WORK REQUIRED ▸ Set each record down exactly, excluding all images.

DATA FOR THE TASK ▸
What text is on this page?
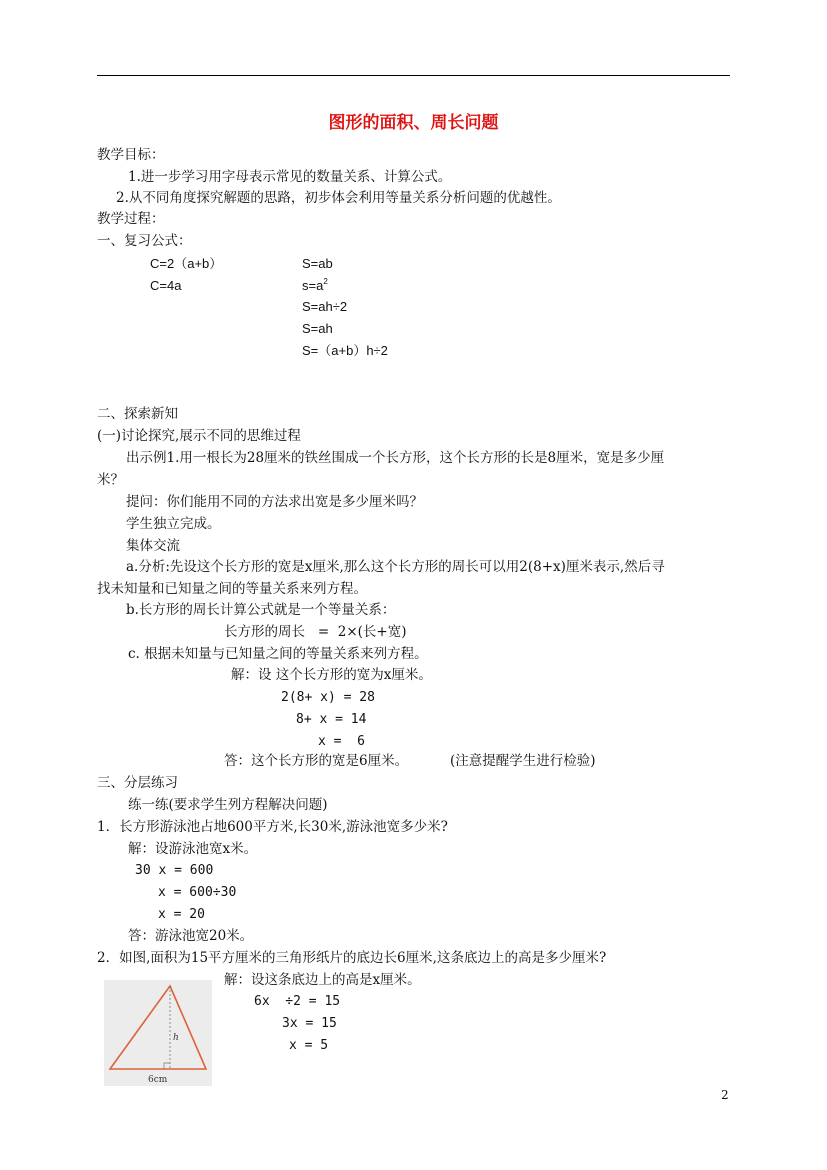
图形的面积、周长问题
教学目标：
1.进一步学习用字母表示常见的数量关系、计算公式。
2.从不同角度探究解题的思路，初步体会利用等量关系分析问题的优越性。
教学过程：
一、复习公式：
C=2（a+b）
C=4a
S=ab
$s=a^2$
S=ah÷2
S=ah
S=（a+b）h÷2
二、探索新知
(一)讨论探究,展示不同的思维过程
出示例1.用一根长为28厘米的铁丝围成一个长方形，这个长方形的长是8厘米，宽是多少厘
米？
提问：你们能用不同的方法求出宽是多少厘米吗？
学生独立完成。
集体交流
a.分析:先设这个长方形的宽是x厘米,那么这个长方形的周长可以用2(8+x)厘米表示,然后寻
找未知量和已知量之间的等量关系来列方程。
b.长方形的周长计算公式就是一个等量关系：
长方形的周长   =  2×(长+宽)
c. 根据未知量与已知量之间的等量关系来列方程。
解：设 这个长方形的宽为x厘米。
2(8+ x) = 28
8+ x = 14
x =  6
答：这个长方形的宽是6厘米。	(注意提醒学生进行检验)
三、分层练习
练一练(要求学生列方程解决问题)
1．长方形游泳池占地600平方米,长30米,游泳池宽多少米?
解：设游泳池宽x米。
30 x = 600
x = 600÷30
x = 20
答：游泳池宽20米。
2．如图,面积为15平方厘米的三角形纸片的底边长6厘米,这条底边上的高是多少厘米?
解：设这条底边上的高是x厘米。
6x  ÷2 = 15
3x = 15
x = 5
h
6cm
2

ANSWER TO THIS EXERCISE ▸
What text is on this page?
图形的面积、周长问题
教学目标：
1.进一步学习用字母表示常见的数量关系、计算公式。
2.从不同角度探究解题的思路，初步体会利用等量关系分析问题的优越性。
教学过程：
一、复习公式：
C=2（a+b）
C=4a
S=ab
$s=a^2$
S=ah÷2
S=ah
S=（a+b）h÷2
二、探索新知
(一)讨论探究,展示不同的思维过程
出示例1.用一根长为28厘米的铁丝围成一个长方形，这个长方形的长是8厘米，宽是多少厘
米？
提问：你们能用不同的方法求出宽是多少厘米吗？
学生独立完成。
集体交流
a.分析:先设这个长方形的宽是x厘米,那么这个长方形的周长可以用2(8+x)厘米表示,然后寻
找未知量和已知量之间的等量关系来列方程。
b.长方形的周长计算公式就是一个等量关系：
长方形的周长   =  2×(长+宽)
c. 根据未知量与已知量之间的等量关系来列方程。
解：设 这个长方形的宽为x厘米。
2(8+ x) = 28
8+ x = 14
x =  6
答：这个长方形的宽是6厘米。	(注意提醒学生进行检验)
三、分层练习
练一练(要求学生列方程解决问题)
1．长方形游泳池占地600平方米,长30米,游泳池宽多少米?
解：设游泳池宽x米。
30 x = 600
x = 600÷30
x = 20
答：游泳池宽20米。
2．如图,面积为15平方厘米的三角形纸片的底边长6厘米,这条底边上的高是多少厘米?
解：设这条底边上的高是x厘米。
6x  ÷2 = 15
3x = 15
x = 5
h
6cm
2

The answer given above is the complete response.